* **Aim of the exercise**:
Locate every line in the material below that has the word "shortcut". Copy each of those lines.

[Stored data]
***

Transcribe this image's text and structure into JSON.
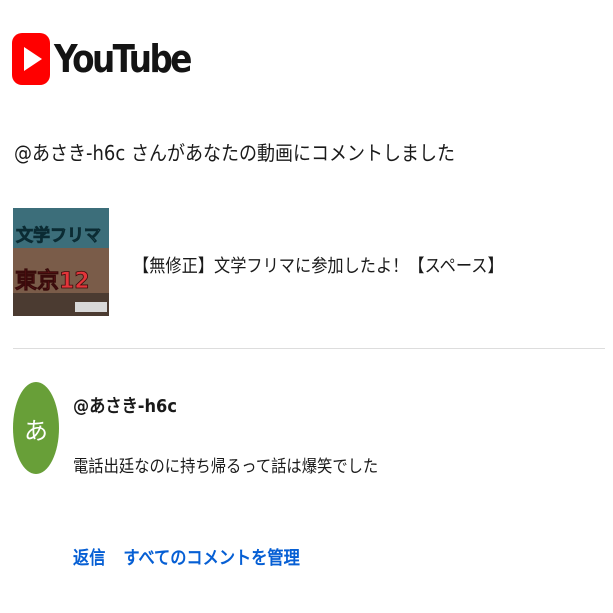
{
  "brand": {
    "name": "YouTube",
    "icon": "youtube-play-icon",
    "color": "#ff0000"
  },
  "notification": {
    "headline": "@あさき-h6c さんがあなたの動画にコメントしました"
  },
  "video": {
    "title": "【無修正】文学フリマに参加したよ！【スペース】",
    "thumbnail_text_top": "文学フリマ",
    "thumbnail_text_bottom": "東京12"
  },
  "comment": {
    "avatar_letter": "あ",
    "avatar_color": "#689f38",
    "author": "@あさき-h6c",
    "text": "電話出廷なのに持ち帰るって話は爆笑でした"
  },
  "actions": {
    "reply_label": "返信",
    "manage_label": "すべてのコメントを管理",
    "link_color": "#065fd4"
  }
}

***

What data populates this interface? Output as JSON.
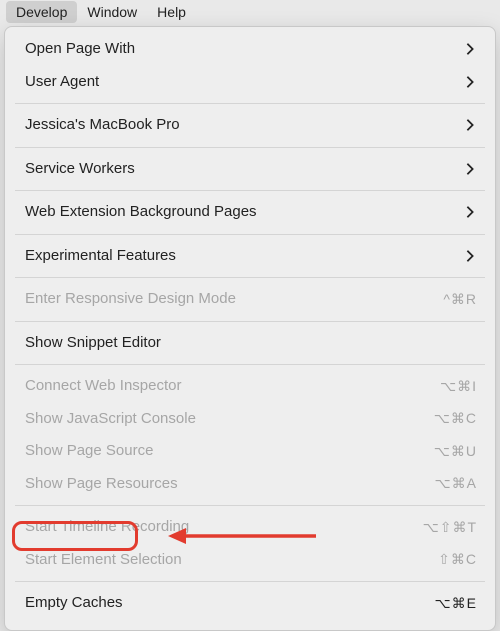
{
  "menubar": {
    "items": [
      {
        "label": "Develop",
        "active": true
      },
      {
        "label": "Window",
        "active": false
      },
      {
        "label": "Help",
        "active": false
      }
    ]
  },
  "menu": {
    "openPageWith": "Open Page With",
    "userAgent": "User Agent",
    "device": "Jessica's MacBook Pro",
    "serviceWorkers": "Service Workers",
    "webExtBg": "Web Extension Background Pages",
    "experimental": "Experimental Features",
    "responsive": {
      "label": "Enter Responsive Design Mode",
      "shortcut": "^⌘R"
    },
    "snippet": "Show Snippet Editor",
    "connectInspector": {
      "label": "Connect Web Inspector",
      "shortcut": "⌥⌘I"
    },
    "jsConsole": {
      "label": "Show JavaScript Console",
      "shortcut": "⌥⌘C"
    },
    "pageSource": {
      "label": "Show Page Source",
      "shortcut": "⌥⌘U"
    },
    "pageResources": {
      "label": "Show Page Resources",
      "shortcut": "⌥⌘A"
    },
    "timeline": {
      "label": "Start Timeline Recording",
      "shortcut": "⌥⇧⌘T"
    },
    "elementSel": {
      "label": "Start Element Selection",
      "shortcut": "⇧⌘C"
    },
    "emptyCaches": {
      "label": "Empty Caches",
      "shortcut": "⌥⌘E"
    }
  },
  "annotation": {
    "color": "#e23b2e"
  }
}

***

* **Exercise solution**:
      "shortcut": "^⌘R"
      "shortcut": "⌥⌘I"
      "shortcut": "⌥⌘C"
      "shortcut": "⌥⌘U"
      "shortcut": "⌥⌘A"
      "shortcut": "⌥⇧⌘T"
      "shortcut": "⇧⌘C"
      "shortcut": "⌥⌘E"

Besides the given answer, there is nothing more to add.